# REQUESTS
**1.** In the post on Weber and Isaiah 65, what three influences on Weber does Nahom Eyasu identify?
**2.** Using the post on Weber and Isaiah 65, explain why the writer opens with the passage from Isaiah.
**3.** Carry on the post on Weber and Isaiah 65, starting after its last sentence.

# PROVIDED TEXT
Isaiah 65:17-23 (NKJV)
17 “For behold, I create new heavens and a new earth; And the former shall not be remembered or come to mind. 18 But be glad and rejoice forever in what I create; For behold, I create Jerusalem as a rejoicing, And her people a joy. 19 I will rejoice in Jerusalem, And joy in My people; The voice of weeping shall no longer be heard in her, Nor the voice of crying. 20 “No more shall an infant from there live but a few days, Nor an old man who has not fulfilled his days; For the child shall die one hundred years old, But the sinner being one hundred years old shall be accursed. 21 They shall build houses and inhabit them; They shall plant vineyards and eat their fruit. 22 They shall not build and another inhabit; They shall not plant and another eat; For as the days of a tree, so shall be the days of My people, And My elect shall long enjoy the work of their hands. 23 They shall not labor in vain, Nor bring forth children for trouble; For they shall be the descendants of the blessed of the LORD, And their offspring with them.
I chose to start this week’s post with the above scripture because I believe it brings light to the topic discussed in Max Weber’s “The Protestant Ethic and the Spirit of Capitalism.” In the reading, we see that Weber seems to be seeking the connection between faith and influence by confronting the issue of capitalism as its message seemed to spread through the same processes as Christianity in the Western world. Though I am not sure that Wager ever makes the direct accusation that Christianity is the ultimate cause of the capitalistic…or as we have been discussing in our other readings, consumerism world, however, I believe it is safe to say that the implications are definitely there. So why Isaiah 65:17:23? I have always believed (though understand if others do not) that his passage was an inference to the New World…aka…America. We rose up as a superpower in less than two hundred years, and now seem to set the standards for the entire world. When we pit this scripture against our history, it is more than evident that “One Nation Under God” has paid off in a very lucrative manner. The real question however is this; did God really do ALL of this, or is capitalism just a byproduct of good old greed at work?
In his work, Nahom Eyasu points out what he believes were the three primary influences on Weber, which led to his perspectives concerning Western World influences on capitalism; they were his industrialized world as a young man, the teachings of his very pious protestant mother and industrialized father, and his following of Karl Marx that was steeply based in capitalism, religion and social stratification. The factor I kept hanging on was also part of the question I am trying to ask in my dissertation work: What molds our identity, thus forming how we see the world? Is it really so profound of an idea to see that Christians are molded not only by how we read scripture, but also how we interpret God’s fulfilling of blessing in our lives?

# EXTRACTED ENTRIES
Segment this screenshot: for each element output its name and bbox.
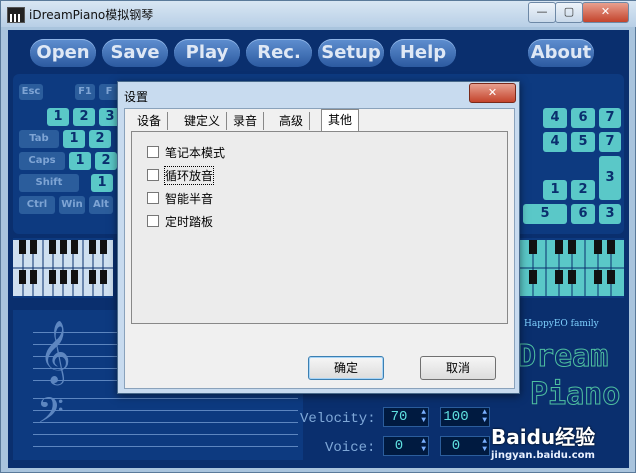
key-tab[interactable]: Tab [19, 130, 59, 148]
note-key[interactable]: 1 [91, 174, 113, 192]
note-key[interactable]: 2 [95, 152, 117, 170]
key-shift[interactable]: Shift [19, 174, 79, 192]
spin-arrows-icon[interactable]: ▲ ▼ [421, 409, 426, 425]
close-icon: ✕ [600, 5, 611, 18]
watermark-logo: Baidu经验 [491, 425, 596, 449]
close-icon: ✕ [487, 86, 498, 99]
tab-device[interactable]: 设备 [131, 112, 169, 130]
nav-save-button[interactable]: Save [102, 39, 168, 67]
note-key[interactable]: 1 [543, 180, 567, 200]
tab-recording[interactable]: 录音 [227, 112, 265, 130]
dialog-body: 设备 键定义 录音 高级 其他 笔记本模式 循环放音 智能半音 定时踏板 [124, 108, 515, 389]
minimize-button[interactable]: — [528, 2, 556, 23]
tab-panel-other: 笔记本模式 循环放音 智能半音 定时踏板 [131, 131, 508, 324]
title-bar: iDreamPiano模拟钢琴 — ▢ ✕ [1, 1, 636, 27]
note-key[interactable]: 7 [599, 108, 621, 128]
close-button[interactable]: ✕ [582, 2, 629, 23]
note-key[interactable]: 7 [599, 132, 621, 152]
maximize-icon: ▢ [563, 5, 575, 18]
voice2-value: 0 [451, 438, 461, 454]
option-label: 笔记本模式 [165, 146, 226, 160]
note-key[interactable]: 2 [571, 180, 595, 200]
tab-advanced[interactable]: 高级 [273, 112, 311, 130]
checkbox[interactable] [147, 169, 159, 181]
ok-button[interactable]: 确定 [308, 356, 384, 380]
key-f2[interactable]: F [99, 84, 119, 100]
key-ctrl[interactable]: Ctrl [19, 196, 55, 214]
tab-key-definition[interactable]: 键定义 [178, 112, 228, 130]
nav-help-button[interactable]: Help [390, 39, 456, 67]
checkbox[interactable] [147, 146, 159, 158]
note-key[interactable]: 1 [47, 108, 69, 126]
key-esc[interactable]: Esc [19, 84, 43, 100]
dialog-title: 设置 [124, 90, 149, 104]
nav-setup-button[interactable]: Setup [318, 39, 384, 67]
velocity-stepper[interactable]: 70 ▲ ▼ [383, 407, 429, 427]
checkbox[interactable] [147, 192, 159, 204]
note-key[interactable]: 4 [543, 132, 567, 152]
piano-keys-left[interactable] [13, 238, 113, 298]
key-f1[interactable]: F1 [75, 84, 95, 100]
piano-keys-right-graphic [520, 240, 624, 296]
nav-rec-button[interactable]: Rec. [246, 39, 312, 67]
treble-clef-icon: 𝄞 [39, 320, 71, 383]
note-key[interactable]: 2 [89, 130, 111, 148]
key-alt[interactable]: Alt [89, 196, 113, 214]
spin-arrows-icon[interactable]: ▲ ▼ [482, 438, 487, 454]
velocity-label: Velocity: [300, 411, 376, 427]
settings-dialog: 设置 ✕ 设备 键定义 录音 高级 其他 笔记本模式 循环放音 智能半音 定时踏… [117, 81, 520, 394]
voice2-stepper[interactable]: 0 ▲ ▼ [440, 436, 490, 456]
nav-open-button[interactable]: Open [30, 39, 96, 67]
velocity-max-value: 100 [443, 409, 469, 425]
dialog-close-button[interactable]: ✕ [469, 83, 516, 103]
note-key[interactable]: 6 [571, 204, 595, 224]
watermark: Baidu经验 jingyan.baidu.com [491, 421, 631, 471]
option-label: 循环放音 [163, 166, 215, 185]
voice-value: 0 [394, 438, 404, 454]
minimize-icon: — [536, 5, 548, 18]
option-label: 智能半音 [165, 192, 214, 206]
maximize-button[interactable]: ▢ [555, 2, 583, 23]
note-key[interactable]: 6 [571, 108, 595, 128]
nav-play-button[interactable]: Play [174, 39, 240, 67]
brand-dream: Dream [517, 339, 609, 375]
checkbox[interactable] [147, 215, 159, 227]
note-key[interactable]: 5 [571, 132, 595, 152]
option-label: 定时踏板 [165, 215, 214, 229]
note-key[interactable]: 1 [63, 130, 85, 148]
velocity-max-stepper[interactable]: 100 ▲ ▼ [440, 407, 490, 427]
note-key[interactable]: 2 [73, 108, 95, 126]
velocity-value: 70 [390, 409, 408, 425]
key-caps[interactable]: Caps [19, 152, 65, 170]
voice-label: Voice: [325, 440, 376, 456]
brand-family: HappyEO family [524, 319, 599, 329]
app-window: iDreamPiano模拟钢琴 — ▢ ✕ Open Save Play Rec… [0, 0, 636, 473]
note-key[interactable]: 5 [523, 204, 567, 224]
key-win[interactable]: Win [59, 196, 85, 214]
watermark-url: jingyan.baidu.com [491, 450, 595, 461]
app-icon [7, 7, 25, 23]
note-key[interactable]: 3 [599, 156, 621, 200]
voice-stepper[interactable]: 0 ▲ ▼ [383, 436, 429, 456]
tab-other[interactable]: 其他 [321, 109, 360, 132]
note-key[interactable]: 4 [543, 108, 567, 128]
nav-about-button[interactable]: About [528, 39, 594, 67]
bass-clef-icon: 𝄢 [37, 390, 65, 439]
window-title: iDreamPiano模拟钢琴 [29, 8, 154, 22]
piano-keys-left-graphic [13, 240, 113, 296]
note-key[interactable]: 1 [69, 152, 91, 170]
spin-arrows-icon[interactable]: ▲ ▼ [421, 438, 426, 454]
piano-keys-right[interactable] [520, 238, 624, 298]
spin-arrows-icon[interactable]: ▲ ▼ [482, 409, 487, 425]
cancel-button[interactable]: 取消 [420, 356, 496, 380]
brand-piano: Piano [529, 377, 621, 413]
note-key[interactable]: 3 [599, 204, 621, 224]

# RESULTS BY TASK
**1.** Eyasu names the industrialized world of Weber's youth, the teachings of his very pious Protestant mother and industrialized father, and his following of Karl Marx, which was steeply based in capitalism, religion and social stratification.

**2.** The writer believes the scripture sheds light on the topic Weber discusses in "The Protestant Ethic and the Spirit of Capitalism." The writer has always read the passage as an inference to the New World, meaning America. America rose to superpower status in less than two hundred years and now seems to set standards for the whole world.

**3.**
Weber wrote, “In the title of this study is used the somewhat pretentious phrase, the spirit of capitalism. What is to be understood by it? The attempt to give anything like a definition of it brings out certain difficulties which are in the very nature of this type of investigation.” This struck me a little profoundly because of how liberally the Christian world refers to the “spirit/Spirit” of things; after all, we seldom hesitate to give the Spirit credit for anything that we decide is godly or fitting, including those regarding the monetary. In fact, I curiously pondered how many Christians have no difficulty in rewriting Weber’s work to include the “Spirit of Capitalism,” someone empowering God completely in the financial blessings that this western world and the church may be able to boast over.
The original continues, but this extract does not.